*Task description*
Return the number of lines that include the string "this", without any other text.

== Provided entries

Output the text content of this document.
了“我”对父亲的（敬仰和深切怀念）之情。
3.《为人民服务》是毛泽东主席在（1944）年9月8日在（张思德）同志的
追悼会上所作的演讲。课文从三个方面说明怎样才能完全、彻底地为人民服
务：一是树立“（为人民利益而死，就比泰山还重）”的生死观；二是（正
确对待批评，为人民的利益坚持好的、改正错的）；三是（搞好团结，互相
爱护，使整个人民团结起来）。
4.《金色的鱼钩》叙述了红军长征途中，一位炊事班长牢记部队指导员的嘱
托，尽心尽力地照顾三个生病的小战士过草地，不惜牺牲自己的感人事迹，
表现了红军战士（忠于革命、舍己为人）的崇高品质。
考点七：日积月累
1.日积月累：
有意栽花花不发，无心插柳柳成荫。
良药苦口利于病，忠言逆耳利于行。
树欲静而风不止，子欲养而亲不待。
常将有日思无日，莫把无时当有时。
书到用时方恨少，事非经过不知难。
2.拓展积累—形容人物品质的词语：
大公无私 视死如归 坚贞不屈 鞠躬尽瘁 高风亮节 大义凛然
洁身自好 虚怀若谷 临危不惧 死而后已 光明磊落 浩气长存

====
== Provided entries

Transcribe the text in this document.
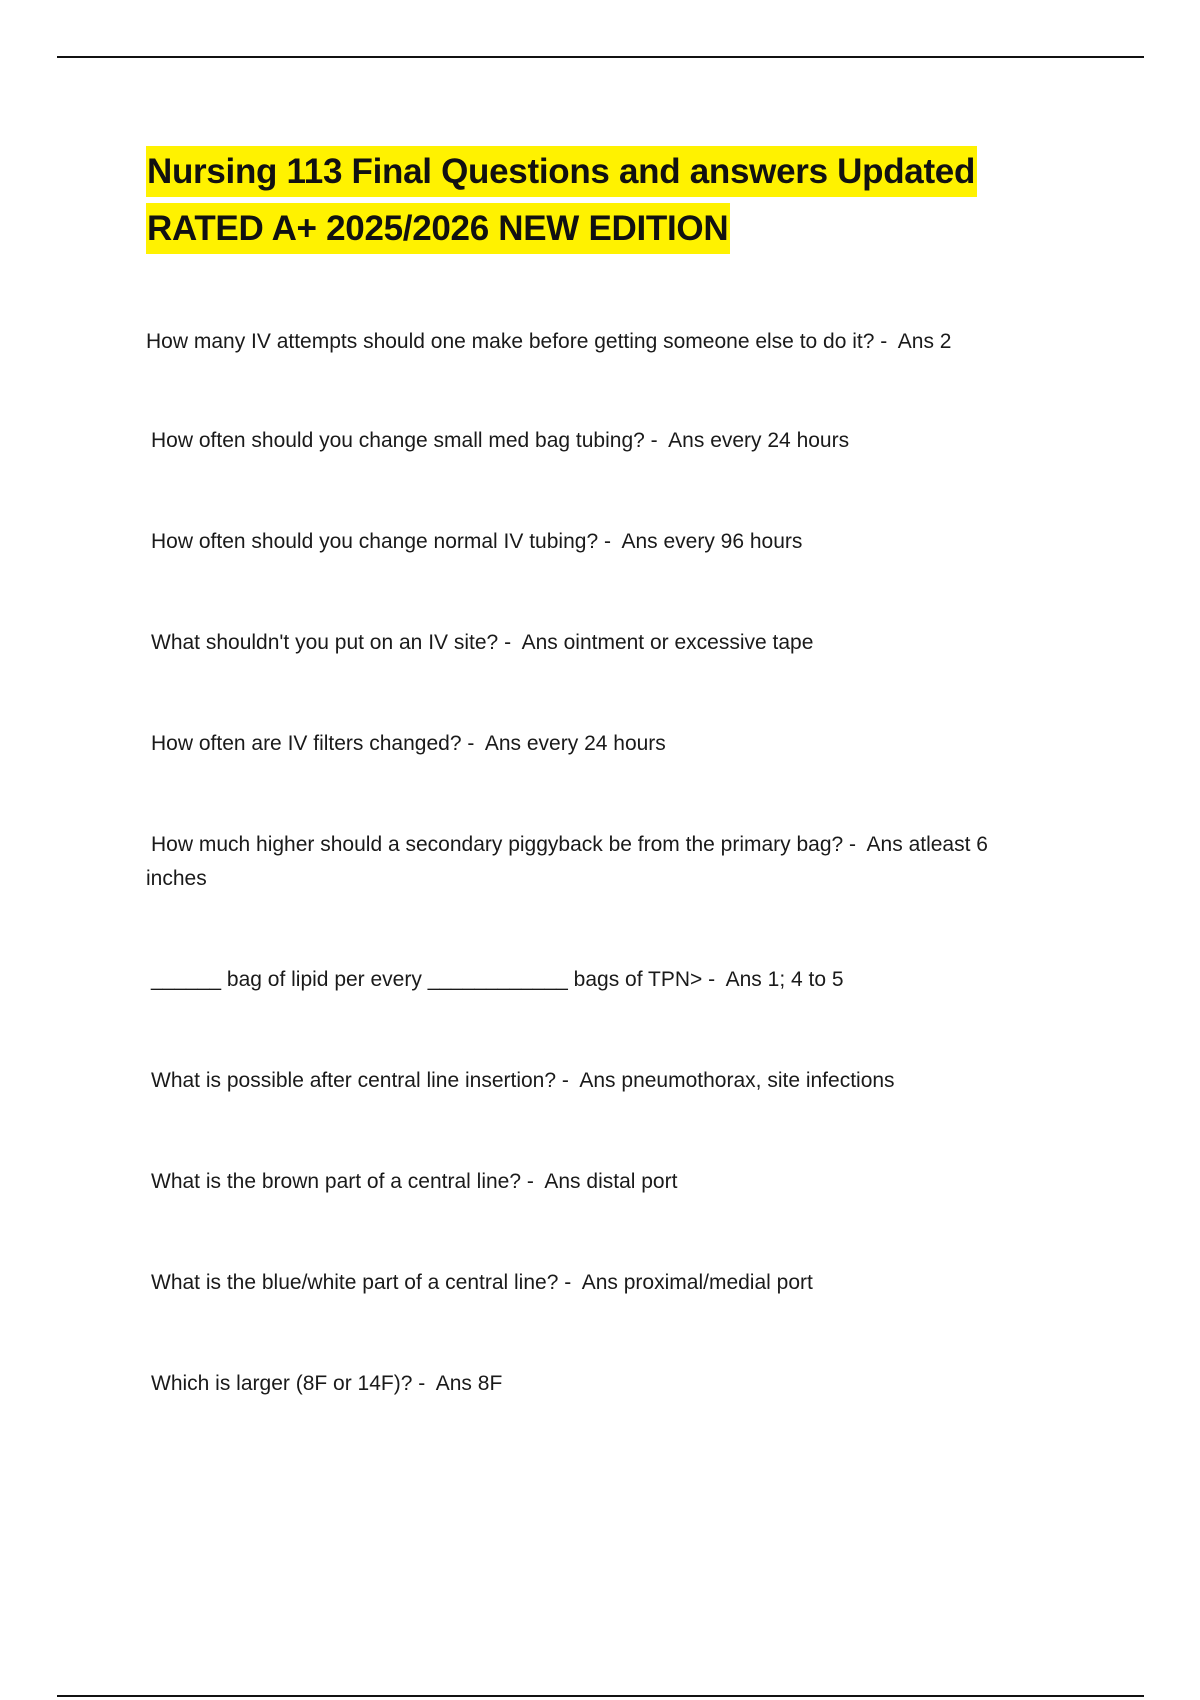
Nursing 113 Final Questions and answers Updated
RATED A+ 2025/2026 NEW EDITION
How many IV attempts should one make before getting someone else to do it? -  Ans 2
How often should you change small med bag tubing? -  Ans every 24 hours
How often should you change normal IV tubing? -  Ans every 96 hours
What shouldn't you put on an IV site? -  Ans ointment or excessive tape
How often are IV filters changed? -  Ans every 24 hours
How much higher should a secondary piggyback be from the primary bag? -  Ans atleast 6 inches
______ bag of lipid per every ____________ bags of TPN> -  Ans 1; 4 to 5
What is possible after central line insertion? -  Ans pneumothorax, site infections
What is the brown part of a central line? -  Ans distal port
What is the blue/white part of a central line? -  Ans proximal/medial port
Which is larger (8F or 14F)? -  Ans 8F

====
== Provided entries

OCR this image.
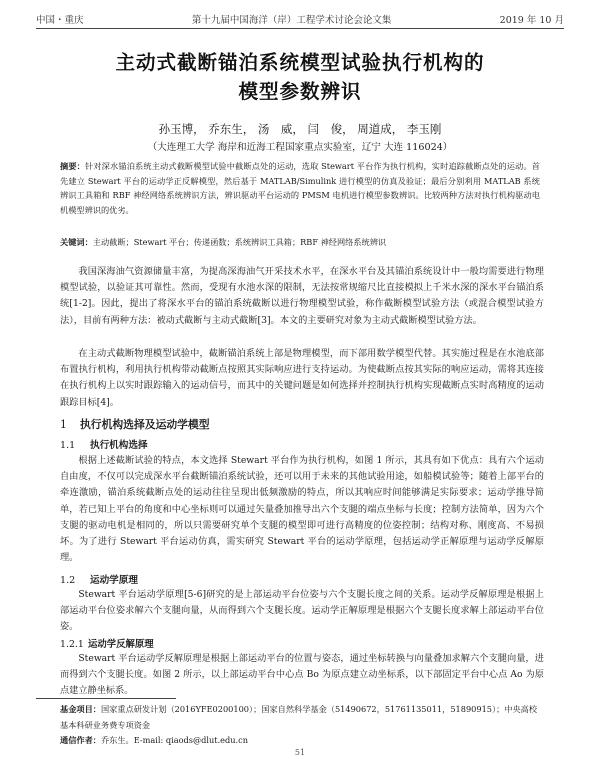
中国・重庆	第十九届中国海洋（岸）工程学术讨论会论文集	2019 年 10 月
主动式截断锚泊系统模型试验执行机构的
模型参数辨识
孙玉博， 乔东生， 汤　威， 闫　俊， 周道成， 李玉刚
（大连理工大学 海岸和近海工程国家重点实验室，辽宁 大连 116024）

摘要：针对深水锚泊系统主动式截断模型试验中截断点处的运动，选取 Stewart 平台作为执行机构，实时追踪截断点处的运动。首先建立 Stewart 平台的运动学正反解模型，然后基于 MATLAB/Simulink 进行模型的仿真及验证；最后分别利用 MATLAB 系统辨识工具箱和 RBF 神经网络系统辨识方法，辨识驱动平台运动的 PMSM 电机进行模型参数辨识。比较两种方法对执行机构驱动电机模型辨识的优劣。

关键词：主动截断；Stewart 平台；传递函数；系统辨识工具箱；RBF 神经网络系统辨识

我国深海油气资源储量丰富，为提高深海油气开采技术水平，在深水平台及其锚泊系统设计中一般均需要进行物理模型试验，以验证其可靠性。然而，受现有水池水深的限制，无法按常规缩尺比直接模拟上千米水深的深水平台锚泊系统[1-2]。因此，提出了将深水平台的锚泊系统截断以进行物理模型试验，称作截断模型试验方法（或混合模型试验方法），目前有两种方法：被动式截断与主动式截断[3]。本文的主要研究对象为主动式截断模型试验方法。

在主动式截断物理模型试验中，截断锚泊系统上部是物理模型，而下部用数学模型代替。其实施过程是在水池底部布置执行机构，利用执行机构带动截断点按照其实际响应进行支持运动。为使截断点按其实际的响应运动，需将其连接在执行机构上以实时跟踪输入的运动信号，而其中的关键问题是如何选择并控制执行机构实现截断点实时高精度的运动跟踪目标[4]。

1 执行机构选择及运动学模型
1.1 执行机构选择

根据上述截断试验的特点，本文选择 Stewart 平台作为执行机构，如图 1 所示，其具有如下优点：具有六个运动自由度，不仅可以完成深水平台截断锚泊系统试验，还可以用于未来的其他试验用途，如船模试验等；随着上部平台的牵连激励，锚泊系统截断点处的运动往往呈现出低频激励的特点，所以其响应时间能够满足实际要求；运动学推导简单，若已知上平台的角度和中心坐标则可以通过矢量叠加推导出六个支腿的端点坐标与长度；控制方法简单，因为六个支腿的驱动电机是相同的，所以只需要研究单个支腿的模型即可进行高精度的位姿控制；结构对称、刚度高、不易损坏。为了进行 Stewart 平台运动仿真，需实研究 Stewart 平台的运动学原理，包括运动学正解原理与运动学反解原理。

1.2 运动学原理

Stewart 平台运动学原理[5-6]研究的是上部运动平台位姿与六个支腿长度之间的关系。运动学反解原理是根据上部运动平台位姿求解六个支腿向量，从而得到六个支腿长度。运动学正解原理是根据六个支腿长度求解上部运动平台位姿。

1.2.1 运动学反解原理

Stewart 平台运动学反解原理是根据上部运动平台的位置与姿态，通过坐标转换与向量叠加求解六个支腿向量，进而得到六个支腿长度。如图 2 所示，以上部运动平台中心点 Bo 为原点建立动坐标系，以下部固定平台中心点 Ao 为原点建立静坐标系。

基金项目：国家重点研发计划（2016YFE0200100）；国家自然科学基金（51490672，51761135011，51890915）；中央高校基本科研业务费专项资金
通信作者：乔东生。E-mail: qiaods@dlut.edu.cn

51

====

*Task response*
3